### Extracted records
◆ ◆ ◆

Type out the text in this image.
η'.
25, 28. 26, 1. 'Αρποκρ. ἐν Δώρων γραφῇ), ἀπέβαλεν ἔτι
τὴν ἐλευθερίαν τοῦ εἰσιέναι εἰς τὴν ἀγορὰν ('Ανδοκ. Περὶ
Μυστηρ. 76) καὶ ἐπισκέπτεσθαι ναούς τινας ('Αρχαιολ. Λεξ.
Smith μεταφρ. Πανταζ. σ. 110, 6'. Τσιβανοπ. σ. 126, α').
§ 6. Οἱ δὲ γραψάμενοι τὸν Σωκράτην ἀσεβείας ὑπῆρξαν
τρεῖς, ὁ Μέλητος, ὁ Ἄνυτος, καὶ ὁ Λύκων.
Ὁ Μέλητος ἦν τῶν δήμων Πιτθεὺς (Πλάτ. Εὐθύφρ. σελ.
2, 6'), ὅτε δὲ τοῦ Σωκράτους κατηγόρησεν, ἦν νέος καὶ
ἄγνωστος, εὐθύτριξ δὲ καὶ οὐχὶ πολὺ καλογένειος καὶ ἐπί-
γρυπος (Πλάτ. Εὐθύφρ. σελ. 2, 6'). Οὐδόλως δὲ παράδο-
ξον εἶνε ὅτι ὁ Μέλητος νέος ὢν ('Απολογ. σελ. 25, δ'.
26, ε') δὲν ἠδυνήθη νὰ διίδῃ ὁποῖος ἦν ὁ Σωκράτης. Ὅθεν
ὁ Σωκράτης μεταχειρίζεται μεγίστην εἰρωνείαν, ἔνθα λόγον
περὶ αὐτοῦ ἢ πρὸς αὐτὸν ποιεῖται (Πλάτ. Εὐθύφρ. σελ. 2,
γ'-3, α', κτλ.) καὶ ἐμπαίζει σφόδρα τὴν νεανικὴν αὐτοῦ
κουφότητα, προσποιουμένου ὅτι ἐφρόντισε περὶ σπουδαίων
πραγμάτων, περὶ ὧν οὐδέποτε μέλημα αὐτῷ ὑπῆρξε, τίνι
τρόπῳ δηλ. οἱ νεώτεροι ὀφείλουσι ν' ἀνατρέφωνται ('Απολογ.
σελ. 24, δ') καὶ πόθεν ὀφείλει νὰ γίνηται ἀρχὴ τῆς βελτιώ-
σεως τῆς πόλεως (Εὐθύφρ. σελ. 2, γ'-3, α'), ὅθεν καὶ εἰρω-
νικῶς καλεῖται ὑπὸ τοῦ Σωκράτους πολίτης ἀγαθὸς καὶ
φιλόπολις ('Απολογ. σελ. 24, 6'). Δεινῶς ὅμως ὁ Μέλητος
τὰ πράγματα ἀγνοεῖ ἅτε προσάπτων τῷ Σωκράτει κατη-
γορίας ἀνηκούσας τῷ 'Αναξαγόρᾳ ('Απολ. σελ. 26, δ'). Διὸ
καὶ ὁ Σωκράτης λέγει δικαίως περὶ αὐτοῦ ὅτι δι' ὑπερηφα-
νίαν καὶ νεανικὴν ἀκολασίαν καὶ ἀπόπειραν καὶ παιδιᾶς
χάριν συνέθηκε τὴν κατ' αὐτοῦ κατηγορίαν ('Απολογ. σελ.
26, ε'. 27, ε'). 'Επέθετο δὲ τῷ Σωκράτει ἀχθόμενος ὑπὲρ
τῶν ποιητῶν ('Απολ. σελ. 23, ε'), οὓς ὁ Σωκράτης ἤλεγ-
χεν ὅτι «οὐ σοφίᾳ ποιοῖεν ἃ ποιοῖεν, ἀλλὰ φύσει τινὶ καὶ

◆ ◆ ◆

### GIVEN TASK
Copy every line above in which the string "Μέλητος" shows up.

### WRITTEN SOLUTION
τρεῖς, ὁ Μέλητος, ὁ Ἄνυτος, καὶ ὁ Λύκων.
Ὁ Μέλητος ἦν τῶν δήμων Πιτθεὺς (Πλάτ. Εὐθύφρ. σελ.
ξον εἶνε ὅτι ὁ Μέλητος νέος ὢν ('Απολογ. σελ. 25, δ'.
φιλόπολις ('Απολογ. σελ. 24, 6'). Δεινῶς ὅμως ὁ Μέλητος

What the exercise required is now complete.